>> Begin Input for this task

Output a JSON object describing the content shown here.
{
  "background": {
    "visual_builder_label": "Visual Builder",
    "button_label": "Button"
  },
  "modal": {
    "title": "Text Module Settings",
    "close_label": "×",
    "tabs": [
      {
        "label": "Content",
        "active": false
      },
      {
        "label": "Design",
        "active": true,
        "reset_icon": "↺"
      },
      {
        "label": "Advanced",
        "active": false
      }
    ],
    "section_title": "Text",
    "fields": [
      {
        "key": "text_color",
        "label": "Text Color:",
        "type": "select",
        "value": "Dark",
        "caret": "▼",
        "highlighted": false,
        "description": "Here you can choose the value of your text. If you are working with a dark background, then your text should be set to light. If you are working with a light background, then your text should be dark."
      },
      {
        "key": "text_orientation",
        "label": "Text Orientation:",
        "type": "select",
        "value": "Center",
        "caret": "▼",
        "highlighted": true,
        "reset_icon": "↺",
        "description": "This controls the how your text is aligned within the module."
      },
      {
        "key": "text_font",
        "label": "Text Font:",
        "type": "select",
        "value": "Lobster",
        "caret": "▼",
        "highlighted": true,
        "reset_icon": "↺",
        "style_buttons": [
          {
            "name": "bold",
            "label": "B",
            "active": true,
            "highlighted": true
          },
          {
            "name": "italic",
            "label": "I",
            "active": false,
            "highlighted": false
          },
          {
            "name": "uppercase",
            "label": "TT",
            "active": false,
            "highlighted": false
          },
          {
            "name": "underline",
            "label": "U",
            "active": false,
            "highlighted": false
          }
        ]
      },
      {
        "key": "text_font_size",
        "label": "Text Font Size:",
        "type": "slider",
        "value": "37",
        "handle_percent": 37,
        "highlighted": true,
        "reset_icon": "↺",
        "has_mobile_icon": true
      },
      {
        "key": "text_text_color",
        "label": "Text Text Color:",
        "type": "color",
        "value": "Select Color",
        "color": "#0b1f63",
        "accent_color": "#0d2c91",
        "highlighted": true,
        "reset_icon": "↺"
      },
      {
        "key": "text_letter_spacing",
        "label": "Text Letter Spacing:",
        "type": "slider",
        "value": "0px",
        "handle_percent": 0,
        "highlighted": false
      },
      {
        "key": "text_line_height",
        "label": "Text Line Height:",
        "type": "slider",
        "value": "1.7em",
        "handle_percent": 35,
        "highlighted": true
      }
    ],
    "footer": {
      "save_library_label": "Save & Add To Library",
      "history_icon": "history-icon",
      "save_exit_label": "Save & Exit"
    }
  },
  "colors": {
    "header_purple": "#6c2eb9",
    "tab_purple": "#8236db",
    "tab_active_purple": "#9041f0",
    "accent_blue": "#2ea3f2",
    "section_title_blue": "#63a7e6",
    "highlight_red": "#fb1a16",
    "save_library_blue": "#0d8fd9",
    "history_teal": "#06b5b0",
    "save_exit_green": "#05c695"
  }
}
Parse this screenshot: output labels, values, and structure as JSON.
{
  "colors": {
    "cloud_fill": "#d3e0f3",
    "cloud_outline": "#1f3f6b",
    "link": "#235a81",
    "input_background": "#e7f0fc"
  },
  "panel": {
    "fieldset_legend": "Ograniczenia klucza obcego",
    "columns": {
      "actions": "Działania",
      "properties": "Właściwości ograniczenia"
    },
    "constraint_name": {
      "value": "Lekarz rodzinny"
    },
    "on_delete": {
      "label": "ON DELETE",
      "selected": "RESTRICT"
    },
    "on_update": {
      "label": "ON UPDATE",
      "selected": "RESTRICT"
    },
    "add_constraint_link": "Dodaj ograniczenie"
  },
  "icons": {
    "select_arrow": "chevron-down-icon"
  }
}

>> End Input for this task

-- What to work on --
Print the whole listing exactly as it is.

-- Reply --
Output a JSON object describing the content shown here.
{
  "background": {
    "visual_builder_label": "Visual Builder",
    "button_label": "Button"
  },
  "modal": {
    "title": "Text Module Settings",
    "close_label": "×",
    "tabs": [
      {
        "label": "Content",
        "active": false
      },
      {
        "label": "Design",
        "active": true,
        "reset_icon": "↺"
      },
      {
        "label": "Advanced",
        "active": false
      }
    ],
    "section_title": "Text",
    "fields": [
      {
        "key": "text_color",
        "label": "Text Color:",
        "type": "select",
        "value": "Dark",
        "caret": "▼",
        "highlighted": false,
        "description": "Here you can choose the value of your text. If you are working with a dark background, then your text should be set to light. If you are working with a light background, then your text should be dark."
      },
      {
        "key": "text_orientation",
        "label": "Text Orientation:",
        "type": "select",
        "value": "Center",
        "caret": "▼",
        "highlighted": true,
        "reset_icon": "↺",
        "description": "This controls the how your text is aligned within the module."
      },
      {
        "key": "text_font",
        "label": "Text Font:",
        "type": "select",
        "value": "Lobster",
        "caret": "▼",
        "highlighted": true,
        "reset_icon": "↺",
        "style_buttons": [
          {
            "name": "bold",
            "label": "B",
            "active": true,
            "highlighted": true
          },
          {
            "name": "italic",
            "label": "I",
            "active": false,
            "highlighted": false
          },
          {
            "name": "uppercase",
            "label": "TT",
            "active": false,
            "highlighted": false
          },
          {
            "name": "underline",
            "label": "U",
            "active": false,
            "highlighted": false
          }
        ]
      },
      {
        "key": "text_font_size",
        "label": "Text Font Size:",
        "type": "slider",
        "value": "37",
        "handle_percent": 37,
        "highlighted": true,
        "reset_icon": "↺",
        "has_mobile_icon": true
      },
      {
        "key": "text_text_color",
        "label": "Text Text Color:",
        "type": "color",
        "value": "Select Color",
        "color": "#0b1f63",
        "accent_color": "#0d2c91",
        "highlighted": true,
        "reset_icon": "↺"
      },
      {
        "key": "text_letter_spacing",
        "label": "Text Letter Spacing:",
        "type": "slider",
        "value": "0px",
        "handle_percent": 0,
        "highlighted": false
      },
      {
        "key": "text_line_height",
        "label": "Text Line Height:",
        "type": "slider",
        "value": "1.7em",
        "handle_percent": 35,
        "highlighted": true
      }
    ],
    "footer": {
      "save_library_label": "Save & Add To Library",
      "history_icon": "history-icon",
      "save_exit_label": "Save & Exit"
    }
  },
  "colors": {
    "header_purple": "#6c2eb9",
    "tab_purple": "#8236db",
    "tab_active_purple": "#9041f0",
    "accent_blue": "#2ea3f2",
    "section_title_blue": "#63a7e6",
    "highlight_red": "#fb1a16",
    "save_library_blue": "#0d8fd9",
    "history_teal": "#06b5b0",
    "save_exit_green": "#05c695"
  }
}
Parse this screenshot: output labels, values, and structure as JSON.
{
  "colors": {
    "cloud_fill": "#d3e0f3",
    "cloud_outline": "#1f3f6b",
    "link": "#235a81",
    "input_background": "#e7f0fc"
  },
  "panel": {
    "fieldset_legend": "Ograniczenia klucza obcego",
    "columns": {
      "actions": "Działania",
      "properties": "Właściwości ograniczenia"
    },
    "constraint_name": {
      "value": "Lekarz rodzinny"
    },
    "on_delete": {
      "label": "ON DELETE",
      "selected": "RESTRICT"
    },
    "on_update": {
      "label": "ON UPDATE",
      "selected": "RESTRICT"
    },
    "add_constraint_link": "Dodaj ograniczenie"
  },
  "icons": {
    "select_arrow": "chevron-down-icon"
  }
}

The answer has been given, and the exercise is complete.